GIVEN REQUEST | Locate every line in the records below that contains the word "text", and copy each one.

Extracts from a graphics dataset
=====

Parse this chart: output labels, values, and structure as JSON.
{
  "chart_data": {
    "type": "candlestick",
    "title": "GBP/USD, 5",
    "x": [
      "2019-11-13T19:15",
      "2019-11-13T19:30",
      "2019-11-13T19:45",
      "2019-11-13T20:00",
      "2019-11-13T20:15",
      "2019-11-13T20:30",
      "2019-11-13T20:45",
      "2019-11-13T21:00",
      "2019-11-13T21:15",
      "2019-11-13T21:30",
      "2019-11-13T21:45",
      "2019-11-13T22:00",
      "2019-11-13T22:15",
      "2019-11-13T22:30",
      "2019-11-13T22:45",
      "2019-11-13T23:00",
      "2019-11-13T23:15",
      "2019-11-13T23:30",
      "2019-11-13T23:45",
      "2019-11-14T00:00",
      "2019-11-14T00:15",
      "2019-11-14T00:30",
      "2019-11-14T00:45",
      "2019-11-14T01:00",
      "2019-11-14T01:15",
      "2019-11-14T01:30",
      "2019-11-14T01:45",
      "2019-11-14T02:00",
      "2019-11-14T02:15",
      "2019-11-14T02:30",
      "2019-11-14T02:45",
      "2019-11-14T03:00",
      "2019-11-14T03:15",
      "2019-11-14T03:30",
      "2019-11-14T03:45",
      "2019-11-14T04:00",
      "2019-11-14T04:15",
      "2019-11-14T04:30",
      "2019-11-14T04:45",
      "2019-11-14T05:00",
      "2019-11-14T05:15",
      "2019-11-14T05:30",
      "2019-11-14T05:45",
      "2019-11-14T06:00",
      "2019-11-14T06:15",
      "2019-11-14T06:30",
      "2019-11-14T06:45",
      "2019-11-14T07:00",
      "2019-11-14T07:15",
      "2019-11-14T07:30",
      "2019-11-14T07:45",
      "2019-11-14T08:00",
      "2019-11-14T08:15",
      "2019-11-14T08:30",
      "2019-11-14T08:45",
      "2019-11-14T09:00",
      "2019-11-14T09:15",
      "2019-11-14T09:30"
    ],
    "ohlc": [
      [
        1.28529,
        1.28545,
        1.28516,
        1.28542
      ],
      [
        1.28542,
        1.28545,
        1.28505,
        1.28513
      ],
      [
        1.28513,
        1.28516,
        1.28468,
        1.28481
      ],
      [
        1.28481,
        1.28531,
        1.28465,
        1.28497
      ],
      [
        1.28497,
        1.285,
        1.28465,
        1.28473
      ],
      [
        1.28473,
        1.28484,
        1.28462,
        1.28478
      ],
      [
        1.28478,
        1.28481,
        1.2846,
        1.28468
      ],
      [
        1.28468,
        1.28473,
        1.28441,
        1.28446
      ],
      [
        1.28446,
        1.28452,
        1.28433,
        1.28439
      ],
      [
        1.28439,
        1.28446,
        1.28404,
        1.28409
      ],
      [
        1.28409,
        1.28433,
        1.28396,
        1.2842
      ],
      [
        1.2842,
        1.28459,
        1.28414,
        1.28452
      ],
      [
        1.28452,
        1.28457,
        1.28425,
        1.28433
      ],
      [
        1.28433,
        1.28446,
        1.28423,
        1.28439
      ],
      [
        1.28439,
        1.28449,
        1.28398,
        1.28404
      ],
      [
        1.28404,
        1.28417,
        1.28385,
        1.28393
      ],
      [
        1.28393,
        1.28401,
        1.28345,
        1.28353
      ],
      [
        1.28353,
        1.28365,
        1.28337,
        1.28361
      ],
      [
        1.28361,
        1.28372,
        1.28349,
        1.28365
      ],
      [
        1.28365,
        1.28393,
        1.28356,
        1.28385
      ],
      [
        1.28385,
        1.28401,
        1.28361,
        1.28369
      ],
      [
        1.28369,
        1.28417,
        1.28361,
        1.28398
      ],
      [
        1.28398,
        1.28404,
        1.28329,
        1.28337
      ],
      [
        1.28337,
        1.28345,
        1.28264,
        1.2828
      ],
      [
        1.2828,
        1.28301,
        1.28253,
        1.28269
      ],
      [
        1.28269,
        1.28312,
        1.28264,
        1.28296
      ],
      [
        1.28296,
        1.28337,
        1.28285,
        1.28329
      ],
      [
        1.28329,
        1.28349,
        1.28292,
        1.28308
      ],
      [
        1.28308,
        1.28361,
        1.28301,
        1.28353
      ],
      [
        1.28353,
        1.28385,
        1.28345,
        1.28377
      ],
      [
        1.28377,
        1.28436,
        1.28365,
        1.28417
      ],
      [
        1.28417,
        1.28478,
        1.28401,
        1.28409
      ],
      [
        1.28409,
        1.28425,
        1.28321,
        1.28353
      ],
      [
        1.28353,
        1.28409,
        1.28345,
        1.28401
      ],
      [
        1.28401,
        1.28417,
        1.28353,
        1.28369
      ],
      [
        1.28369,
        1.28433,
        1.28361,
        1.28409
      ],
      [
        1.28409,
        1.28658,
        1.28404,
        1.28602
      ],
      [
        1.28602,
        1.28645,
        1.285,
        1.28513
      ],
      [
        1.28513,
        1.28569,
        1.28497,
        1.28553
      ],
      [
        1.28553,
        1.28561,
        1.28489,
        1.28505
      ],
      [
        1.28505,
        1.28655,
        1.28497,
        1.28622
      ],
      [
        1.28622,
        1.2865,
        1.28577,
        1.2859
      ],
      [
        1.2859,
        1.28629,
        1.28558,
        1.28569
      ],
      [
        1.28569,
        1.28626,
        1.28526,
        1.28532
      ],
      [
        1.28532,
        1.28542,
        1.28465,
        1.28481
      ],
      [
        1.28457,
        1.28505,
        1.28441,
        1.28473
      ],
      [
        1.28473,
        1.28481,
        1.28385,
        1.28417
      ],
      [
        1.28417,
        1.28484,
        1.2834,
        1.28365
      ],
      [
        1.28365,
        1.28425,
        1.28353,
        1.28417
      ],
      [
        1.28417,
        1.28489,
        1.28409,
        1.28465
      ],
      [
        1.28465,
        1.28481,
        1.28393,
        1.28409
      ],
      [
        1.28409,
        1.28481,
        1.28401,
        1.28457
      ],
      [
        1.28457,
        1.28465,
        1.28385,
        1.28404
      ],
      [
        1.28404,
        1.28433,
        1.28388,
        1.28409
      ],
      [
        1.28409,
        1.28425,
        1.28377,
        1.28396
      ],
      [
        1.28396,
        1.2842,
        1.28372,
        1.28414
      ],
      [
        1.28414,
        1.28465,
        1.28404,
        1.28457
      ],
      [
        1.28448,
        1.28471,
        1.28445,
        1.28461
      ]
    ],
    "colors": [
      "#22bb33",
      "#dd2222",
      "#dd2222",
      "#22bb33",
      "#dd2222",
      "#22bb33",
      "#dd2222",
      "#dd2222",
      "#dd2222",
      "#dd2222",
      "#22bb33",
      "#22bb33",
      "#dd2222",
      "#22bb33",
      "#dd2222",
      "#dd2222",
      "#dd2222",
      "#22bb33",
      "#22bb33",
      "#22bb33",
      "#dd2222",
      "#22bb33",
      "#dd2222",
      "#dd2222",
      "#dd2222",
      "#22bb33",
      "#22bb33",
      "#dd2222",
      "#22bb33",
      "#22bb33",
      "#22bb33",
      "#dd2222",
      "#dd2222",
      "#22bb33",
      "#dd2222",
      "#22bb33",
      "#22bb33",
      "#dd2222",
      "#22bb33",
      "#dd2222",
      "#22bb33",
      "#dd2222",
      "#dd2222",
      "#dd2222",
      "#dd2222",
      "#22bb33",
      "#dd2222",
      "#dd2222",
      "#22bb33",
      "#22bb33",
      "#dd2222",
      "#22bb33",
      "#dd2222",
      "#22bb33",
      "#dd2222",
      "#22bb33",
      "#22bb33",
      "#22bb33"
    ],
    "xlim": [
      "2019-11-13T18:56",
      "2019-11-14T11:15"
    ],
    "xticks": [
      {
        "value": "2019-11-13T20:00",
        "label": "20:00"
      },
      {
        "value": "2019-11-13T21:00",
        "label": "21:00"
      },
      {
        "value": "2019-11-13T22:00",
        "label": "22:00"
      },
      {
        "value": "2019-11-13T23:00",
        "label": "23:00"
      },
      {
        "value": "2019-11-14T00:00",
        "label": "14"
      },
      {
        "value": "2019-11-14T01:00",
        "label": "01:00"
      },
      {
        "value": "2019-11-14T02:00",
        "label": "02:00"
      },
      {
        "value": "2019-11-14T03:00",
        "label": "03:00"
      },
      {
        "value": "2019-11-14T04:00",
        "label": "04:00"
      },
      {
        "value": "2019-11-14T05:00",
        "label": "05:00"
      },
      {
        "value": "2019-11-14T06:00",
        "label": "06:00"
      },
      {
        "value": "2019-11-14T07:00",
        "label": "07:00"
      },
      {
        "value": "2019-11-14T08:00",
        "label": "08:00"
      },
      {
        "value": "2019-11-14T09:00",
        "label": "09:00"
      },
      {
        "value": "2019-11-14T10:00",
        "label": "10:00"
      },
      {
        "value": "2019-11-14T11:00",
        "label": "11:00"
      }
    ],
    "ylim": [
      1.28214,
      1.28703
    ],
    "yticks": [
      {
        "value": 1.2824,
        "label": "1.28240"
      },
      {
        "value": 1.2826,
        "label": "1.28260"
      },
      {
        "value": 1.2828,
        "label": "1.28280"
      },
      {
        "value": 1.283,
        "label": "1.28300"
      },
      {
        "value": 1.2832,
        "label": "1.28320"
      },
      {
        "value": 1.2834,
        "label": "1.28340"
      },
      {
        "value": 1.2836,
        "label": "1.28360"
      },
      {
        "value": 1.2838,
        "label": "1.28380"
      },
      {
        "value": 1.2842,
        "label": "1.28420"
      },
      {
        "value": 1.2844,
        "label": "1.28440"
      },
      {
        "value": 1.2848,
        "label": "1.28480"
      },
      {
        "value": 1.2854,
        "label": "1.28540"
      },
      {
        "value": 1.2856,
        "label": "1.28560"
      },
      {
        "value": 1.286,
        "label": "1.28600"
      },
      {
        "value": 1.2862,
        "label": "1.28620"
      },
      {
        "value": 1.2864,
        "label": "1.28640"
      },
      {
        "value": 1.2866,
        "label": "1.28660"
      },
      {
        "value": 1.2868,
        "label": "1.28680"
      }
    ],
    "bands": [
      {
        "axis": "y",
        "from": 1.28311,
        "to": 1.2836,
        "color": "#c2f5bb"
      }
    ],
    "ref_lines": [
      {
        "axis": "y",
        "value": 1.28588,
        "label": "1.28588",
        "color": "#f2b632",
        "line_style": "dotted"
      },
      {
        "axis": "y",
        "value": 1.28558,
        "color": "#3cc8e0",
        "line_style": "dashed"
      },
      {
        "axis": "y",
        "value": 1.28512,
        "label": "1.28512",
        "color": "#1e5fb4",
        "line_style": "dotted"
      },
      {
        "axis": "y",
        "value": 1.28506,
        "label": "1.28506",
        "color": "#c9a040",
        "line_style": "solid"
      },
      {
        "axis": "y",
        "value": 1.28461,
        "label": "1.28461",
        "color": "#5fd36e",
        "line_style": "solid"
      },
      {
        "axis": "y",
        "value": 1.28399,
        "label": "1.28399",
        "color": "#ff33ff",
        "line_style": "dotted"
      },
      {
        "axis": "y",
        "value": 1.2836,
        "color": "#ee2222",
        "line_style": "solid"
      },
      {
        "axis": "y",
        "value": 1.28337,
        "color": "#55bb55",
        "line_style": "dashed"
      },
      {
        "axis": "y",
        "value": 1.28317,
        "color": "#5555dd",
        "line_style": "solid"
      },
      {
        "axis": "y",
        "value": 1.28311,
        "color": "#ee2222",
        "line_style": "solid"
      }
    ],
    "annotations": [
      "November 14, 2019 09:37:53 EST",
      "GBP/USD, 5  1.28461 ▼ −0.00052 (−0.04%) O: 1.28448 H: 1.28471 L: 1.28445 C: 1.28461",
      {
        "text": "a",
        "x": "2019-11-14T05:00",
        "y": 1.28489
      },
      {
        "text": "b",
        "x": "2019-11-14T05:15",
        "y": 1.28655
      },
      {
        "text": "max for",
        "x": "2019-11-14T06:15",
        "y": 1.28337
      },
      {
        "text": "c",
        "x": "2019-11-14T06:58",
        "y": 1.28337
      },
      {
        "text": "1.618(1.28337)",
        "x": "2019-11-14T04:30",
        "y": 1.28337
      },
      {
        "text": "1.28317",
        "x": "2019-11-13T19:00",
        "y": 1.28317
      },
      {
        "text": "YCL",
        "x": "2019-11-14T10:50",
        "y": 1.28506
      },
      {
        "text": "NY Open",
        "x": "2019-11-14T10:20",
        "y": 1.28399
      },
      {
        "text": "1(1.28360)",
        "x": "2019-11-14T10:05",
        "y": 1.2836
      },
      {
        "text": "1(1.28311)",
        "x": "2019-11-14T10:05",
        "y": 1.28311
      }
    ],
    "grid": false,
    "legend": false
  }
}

=====

FULL OUTPUT |
        "text": "a",
        "text": "b",
        "text": "max for",
        "text": "c",
        "text": "1.618(1.28337)",
        "text": "1.28317",
        "text": "YCL",
        "text": "NY Open",
        "text": "1(1.28360)",
        "text": "1(1.28311)",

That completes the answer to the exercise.